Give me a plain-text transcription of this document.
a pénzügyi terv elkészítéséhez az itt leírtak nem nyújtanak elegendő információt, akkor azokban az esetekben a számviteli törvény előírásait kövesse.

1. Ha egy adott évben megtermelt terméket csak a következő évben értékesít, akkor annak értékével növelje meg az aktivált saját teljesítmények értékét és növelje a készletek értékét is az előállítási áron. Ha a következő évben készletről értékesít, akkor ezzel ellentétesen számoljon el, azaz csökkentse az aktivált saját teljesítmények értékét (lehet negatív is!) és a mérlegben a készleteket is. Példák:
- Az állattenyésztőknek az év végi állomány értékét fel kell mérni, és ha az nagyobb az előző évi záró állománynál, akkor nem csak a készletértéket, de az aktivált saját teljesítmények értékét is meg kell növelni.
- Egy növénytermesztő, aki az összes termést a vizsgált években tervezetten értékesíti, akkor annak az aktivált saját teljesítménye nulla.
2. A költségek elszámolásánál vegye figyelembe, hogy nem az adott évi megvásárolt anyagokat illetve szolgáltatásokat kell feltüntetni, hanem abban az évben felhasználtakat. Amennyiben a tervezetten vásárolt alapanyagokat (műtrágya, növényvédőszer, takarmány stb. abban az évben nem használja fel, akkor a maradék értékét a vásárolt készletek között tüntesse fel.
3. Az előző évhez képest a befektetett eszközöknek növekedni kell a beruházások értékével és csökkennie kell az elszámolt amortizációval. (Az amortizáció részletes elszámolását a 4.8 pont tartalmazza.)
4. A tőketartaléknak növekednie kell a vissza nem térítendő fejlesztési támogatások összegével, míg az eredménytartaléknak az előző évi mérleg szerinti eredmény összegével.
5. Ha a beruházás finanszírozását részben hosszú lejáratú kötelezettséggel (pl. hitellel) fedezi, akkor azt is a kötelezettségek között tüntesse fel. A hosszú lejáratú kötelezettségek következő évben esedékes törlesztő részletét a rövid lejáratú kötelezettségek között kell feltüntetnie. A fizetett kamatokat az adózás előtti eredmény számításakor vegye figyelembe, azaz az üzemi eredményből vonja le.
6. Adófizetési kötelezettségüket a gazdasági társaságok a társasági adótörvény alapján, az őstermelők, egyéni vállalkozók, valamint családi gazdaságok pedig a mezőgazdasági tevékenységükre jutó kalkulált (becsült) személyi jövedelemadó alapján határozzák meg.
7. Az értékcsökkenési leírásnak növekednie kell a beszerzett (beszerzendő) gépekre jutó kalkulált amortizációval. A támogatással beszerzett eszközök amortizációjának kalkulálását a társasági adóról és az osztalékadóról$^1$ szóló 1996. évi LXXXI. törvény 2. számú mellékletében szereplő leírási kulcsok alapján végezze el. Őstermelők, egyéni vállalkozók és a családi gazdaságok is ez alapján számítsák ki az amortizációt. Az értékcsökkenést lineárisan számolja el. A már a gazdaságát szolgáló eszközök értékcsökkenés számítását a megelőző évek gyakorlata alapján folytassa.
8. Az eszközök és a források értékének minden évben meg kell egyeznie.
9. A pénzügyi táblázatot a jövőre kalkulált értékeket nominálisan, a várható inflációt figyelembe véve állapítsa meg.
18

■ TASK PROMPT: Transcribe all of the lines in the records precisely.

■ REPLY:
Give me a plain-text transcription of this document.
a pénzügyi terv elkészítéséhez az itt leírtak nem nyújtanak elegendő információt, akkor azokban az esetekben a számviteli törvény előírásait kövesse.

1. Ha egy adott évben megtermelt terméket csak a következő évben értékesít, akkor annak értékével növelje meg az aktivált saját teljesítmények értékét és növelje a készletek értékét is az előállítási áron. Ha a következő évben készletről értékesít, akkor ezzel ellentétesen számoljon el, azaz csökkentse az aktivált saját teljesítmények értékét (lehet negatív is!) és a mérlegben a készleteket is. Példák:
- Az állattenyésztőknek az év végi állomány értékét fel kell mérni, és ha az nagyobb az előző évi záró állománynál, akkor nem csak a készletértéket, de az aktivált saját teljesítmények értékét is meg kell növelni.
- Egy növénytermesztő, aki az összes termést a vizsgált években tervezetten értékesíti, akkor annak az aktivált saját teljesítménye nulla.
2. A költségek elszámolásánál vegye figyelembe, hogy nem az adott évi megvásárolt anyagokat illetve szolgáltatásokat kell feltüntetni, hanem abban az évben felhasználtakat. Amennyiben a tervezetten vásárolt alapanyagokat (műtrágya, növényvédőszer, takarmány stb. abban az évben nem használja fel, akkor a maradék értékét a vásárolt készletek között tüntesse fel.
3. Az előző évhez képest a befektetett eszközöknek növekedni kell a beruházások értékével és csökkennie kell az elszámolt amortizációval. (Az amortizáció részletes elszámolását a 4.8 pont tartalmazza.)
4. A tőketartaléknak növekednie kell a vissza nem térítendő fejlesztési támogatások összegével, míg az eredménytartaléknak az előző évi mérleg szerinti eredmény összegével.
5. Ha a beruházás finanszírozását részben hosszú lejáratú kötelezettséggel (pl. hitellel) fedezi, akkor azt is a kötelezettségek között tüntesse fel. A hosszú lejáratú kötelezettségek következő évben esedékes törlesztő részletét a rövid lejáratú kötelezettségek között kell feltüntetnie. A fizetett kamatokat az adózás előtti eredmény számításakor vegye figyelembe, azaz az üzemi eredményből vonja le.
6. Adófizetési kötelezettségüket a gazdasági társaságok a társasági adótörvény alapján, az őstermelők, egyéni vállalkozók, valamint családi gazdaságok pedig a mezőgazdasági tevékenységükre jutó kalkulált (becsült) személyi jövedelemadó alapján határozzák meg.
7. Az értékcsökkenési leírásnak növekednie kell a beszerzett (beszerzendő) gépekre jutó kalkulált amortizációval. A támogatással beszerzett eszközök amortizációjának kalkulálását a társasági adóról és az osztalékadóról$^1$ szóló 1996. évi LXXXI. törvény 2. számú mellékletében szereplő leírási kulcsok alapján végezze el. Őstermelők, egyéni vállalkozók és a családi gazdaságok is ez alapján számítsák ki az amortizációt. Az értékcsökkenést lineárisan számolja el. A már a gazdaságát szolgáló eszközök értékcsökkenés számítását a megelőző évek gyakorlata alapján folytassa.
8. Az eszközök és a források értékének minden évben meg kell egyeznie.
9. A pénzügyi táblázatot a jövőre kalkulált értékeket nominálisan, a várható inflációt figyelembe véve állapítsa meg.
18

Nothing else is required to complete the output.